• [REQUIRED TASK A]
Edit the QluMan boot thread by reproducing the passage starting with "These two processes" and going on through "for any pointers.", with "stack trace" changed to "traceback".

Hello List,
recently, I've moved /apps to its own device. This invalidates NFS handles on the nodes, of course, so I started to reboot them. To my surprise, they don't come up again. The nodes complain about a time-out, "Failed to request QluMan node config in time", and ask me to check qlumand and qluman-route on the head.
These two processes are indeed running. I've checked the logs, but couldn't fine anything helpful (to me) in there.
qlumand seems to see the node briefly: 2019-03-05 11:45:06,615 [29219] INFO server.admin - Identifying node from '00-25-90-d9-08-86' 2019-03-05 11:45:06,617 [29219] INFO server.admin - Registering Execd 'node31-35' 2019-03-05 11:45:39,645 [29219] INFO server.admin - Execd '00-25-90-d9-08-86' disconnected
I've attached the router log.
There's one thing that's conspicuous, but it doesn't seem to be correlated with the nodes booting: a stack trace when accessing the database.
I'll be grateful for any pointers.
Thanks,
A.
Hello Ansgar Esztermann,
I'm sorry to hear about the boot failure. Unfortunately the logs you provided don't shed any light on the cause. But let me explain what I see in the logs:
router.log ========
The "Zap request" is ZeroMQs way of authenticating peers. So this showing up at all means the node can talk to the router. Next the "Asking master" shows the router forwarding the authentication request to the qlumand and "Authenticated peer" shows the qlumand has responded. The peer was correctly identified and authenticated as an execd. So far everything is going right.
Even the last line, that the exec has expired might or might not be normal. During boot the node requests the configuration for the node and then the qluman-execd process restarts with the new configuration. From the router log it's impossible to say if the disconnect is due to a failure to get the configuration or the planned restart. From what I can tell the router did it's job fine, it routed all the traffic correctly.

• [SUPPLIED INFORMATION]
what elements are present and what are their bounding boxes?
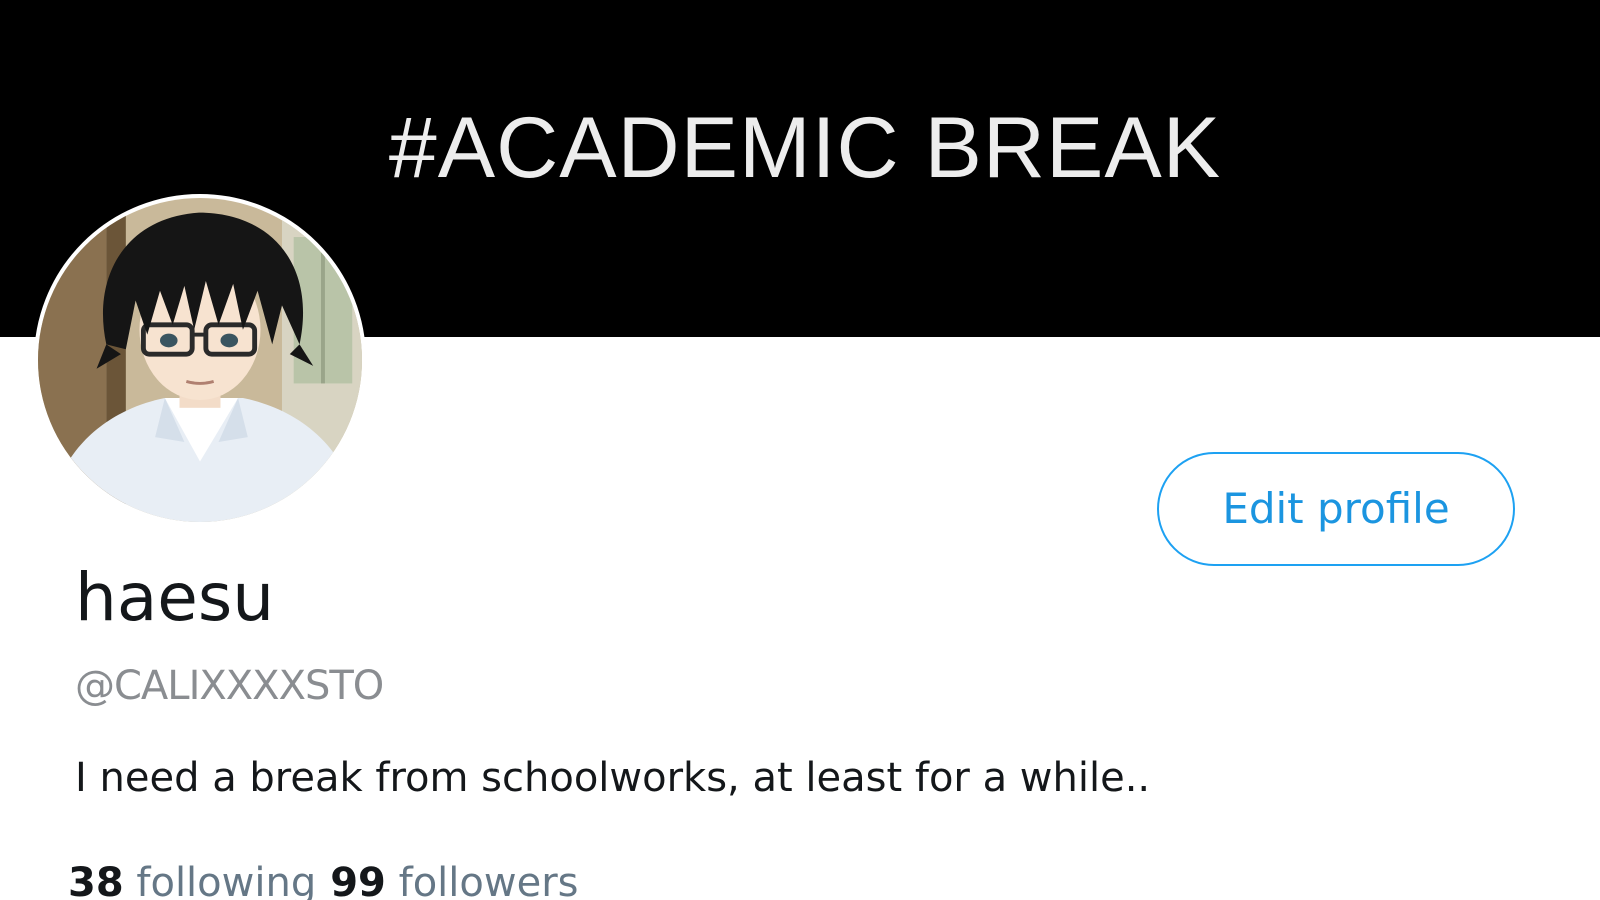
profile-page: #ACADEMIC BREAK Edit profile haesu @CALI… [0, 0, 1600, 900]
following-count: 38 [68, 860, 124, 900]
profile-bio: I need a break from schoolworks, at leas… [75, 755, 1151, 801]
followers-count: 99 [330, 860, 386, 900]
followers-label: followers [398, 860, 579, 900]
followers-link[interactable]: 99 followers [330, 856, 578, 900]
avatar[interactable] [34, 194, 366, 526]
username-handle: @CALIXXXXSTO [75, 663, 384, 709]
banner-text: #ACADEMIC BREAK [388, 100, 1222, 196]
avatar-image [38, 198, 362, 522]
edit-profile-button[interactable]: Edit profile [1157, 452, 1515, 566]
profile-stats: 38 following 99 followers [68, 856, 592, 900]
following-label: following [136, 860, 317, 900]
following-link[interactable]: 38 following [68, 856, 316, 900]
display-name: haesu [75, 559, 275, 636]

• [REQUIRED TASK B]
Please copy from the rows, word for word, only the lines starting with the line with "profile-page: #ACADEMIC BREAK" and going on through the line with "followers-count: 99 [330, 860, 386, 900]".

• [OUTPUT A]
These two processes are indeed running. I've checked the logs, but couldn't fine anything helpful (to me) in there.
qlumand seems to see the node briefly: 2019-03-05 11:45:06,615 [29219] INFO server.admin - Identifying node from '00-25-90-d9-08-86' 2019-03-05 11:45:06,617 [29219] INFO server.admin - Registering Execd 'node31-35' 2019-03-05 11:45:39,645 [29219] INFO server.admin - Execd '00-25-90-d9-08-86' disconnected
I've attached the router log.
There's one thing that's conspicuous, but it doesn't seem to be correlated with the nodes booting: a traceback when accessing the database.
I'll be grateful for any pointers.

• [OUTPUT B]
profile-page: #ACADEMIC BREAK Edit profile haesu @CALI… [0, 0, 1600, 900]
following-count: 38 [68, 860, 124, 900]
profile-bio: I need a break from schoolworks, at leas… [75, 755, 1151, 801]
followers-count: 99 [330, 860, 386, 900]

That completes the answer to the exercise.